__EXERCISE INSTRUCTIONS__
Lines containing the word "Stations" are to be counted; state their number and nothing further.

begin DATA SUPPLIED

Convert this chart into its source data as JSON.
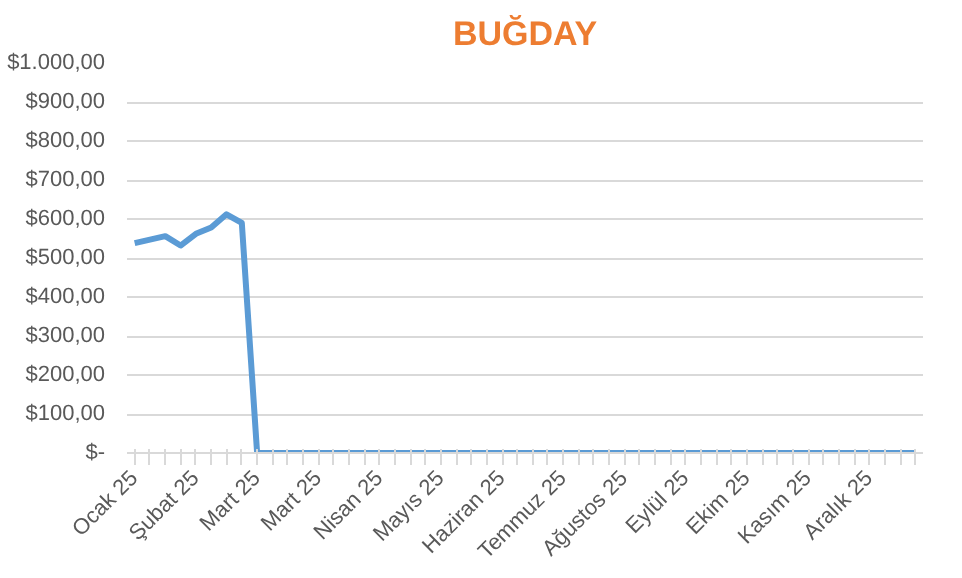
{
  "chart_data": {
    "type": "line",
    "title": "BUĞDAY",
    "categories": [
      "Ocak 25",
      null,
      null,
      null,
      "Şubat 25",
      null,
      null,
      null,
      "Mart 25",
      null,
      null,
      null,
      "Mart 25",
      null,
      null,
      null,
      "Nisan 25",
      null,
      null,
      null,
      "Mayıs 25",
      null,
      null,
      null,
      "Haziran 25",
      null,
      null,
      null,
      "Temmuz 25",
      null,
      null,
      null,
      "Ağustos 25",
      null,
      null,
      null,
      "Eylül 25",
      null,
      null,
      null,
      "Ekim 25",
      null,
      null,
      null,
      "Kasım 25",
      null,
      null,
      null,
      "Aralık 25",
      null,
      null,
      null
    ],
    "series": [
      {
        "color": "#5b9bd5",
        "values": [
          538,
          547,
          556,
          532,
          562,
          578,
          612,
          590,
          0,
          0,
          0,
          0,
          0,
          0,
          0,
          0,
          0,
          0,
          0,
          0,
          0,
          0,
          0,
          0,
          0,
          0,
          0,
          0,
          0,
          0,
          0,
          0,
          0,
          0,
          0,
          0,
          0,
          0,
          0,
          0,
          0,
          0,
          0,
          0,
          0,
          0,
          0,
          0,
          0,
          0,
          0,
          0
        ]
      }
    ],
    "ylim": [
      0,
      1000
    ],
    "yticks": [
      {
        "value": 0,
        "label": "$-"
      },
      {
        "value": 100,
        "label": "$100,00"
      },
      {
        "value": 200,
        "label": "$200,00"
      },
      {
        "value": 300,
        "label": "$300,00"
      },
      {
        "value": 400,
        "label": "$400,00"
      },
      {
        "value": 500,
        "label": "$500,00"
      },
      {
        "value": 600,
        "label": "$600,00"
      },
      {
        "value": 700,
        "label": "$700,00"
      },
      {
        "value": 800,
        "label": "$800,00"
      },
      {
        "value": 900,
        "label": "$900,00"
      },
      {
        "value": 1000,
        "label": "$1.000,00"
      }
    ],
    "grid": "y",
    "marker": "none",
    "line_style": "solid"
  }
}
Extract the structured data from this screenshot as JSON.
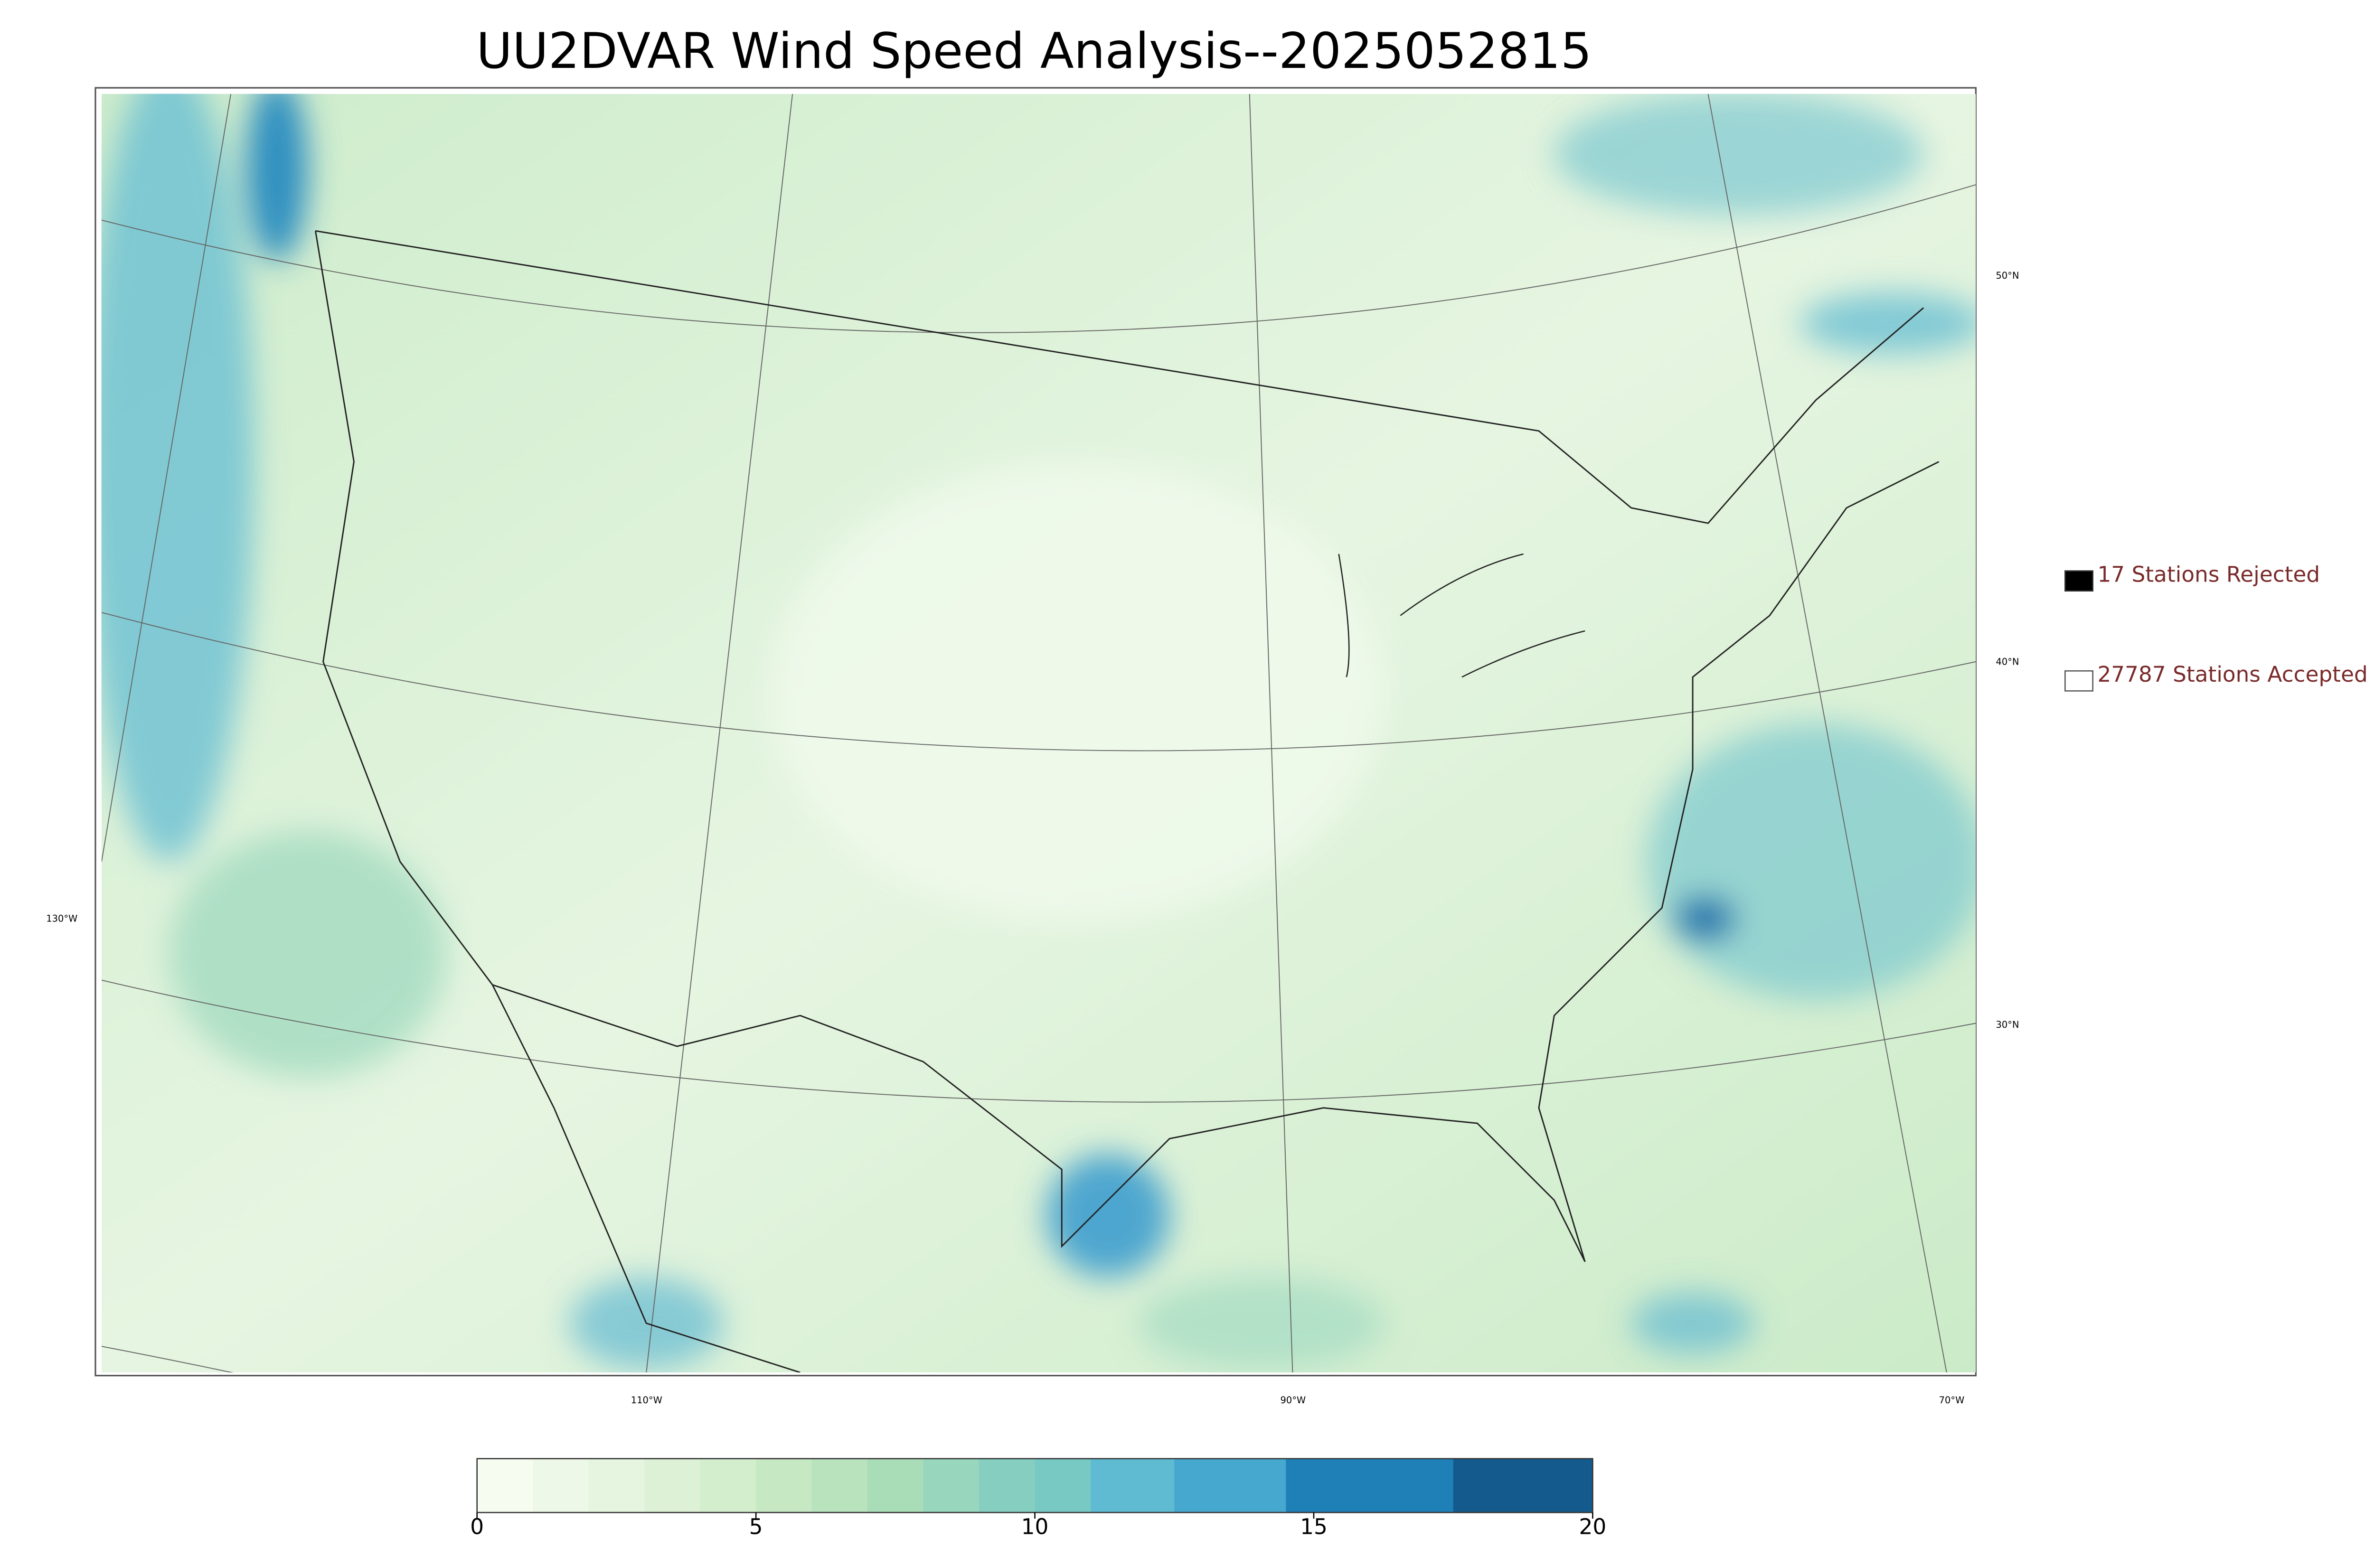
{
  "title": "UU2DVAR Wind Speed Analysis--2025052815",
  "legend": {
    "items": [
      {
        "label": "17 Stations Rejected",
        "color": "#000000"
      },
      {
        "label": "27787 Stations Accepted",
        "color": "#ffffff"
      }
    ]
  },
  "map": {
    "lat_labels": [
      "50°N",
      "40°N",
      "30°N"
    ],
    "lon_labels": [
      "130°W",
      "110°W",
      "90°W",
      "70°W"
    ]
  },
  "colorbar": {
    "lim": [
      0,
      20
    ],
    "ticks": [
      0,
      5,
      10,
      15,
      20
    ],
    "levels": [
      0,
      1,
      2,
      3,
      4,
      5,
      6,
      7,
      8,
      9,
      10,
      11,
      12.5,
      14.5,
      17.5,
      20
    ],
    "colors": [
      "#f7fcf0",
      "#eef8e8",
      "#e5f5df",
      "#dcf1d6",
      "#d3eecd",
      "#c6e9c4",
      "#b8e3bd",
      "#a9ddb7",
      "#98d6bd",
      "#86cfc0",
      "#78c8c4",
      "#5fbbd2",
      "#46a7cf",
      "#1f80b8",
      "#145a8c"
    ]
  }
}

end DATA SUPPLIED

__RESPONSE FOR THIS EXERCISE__
2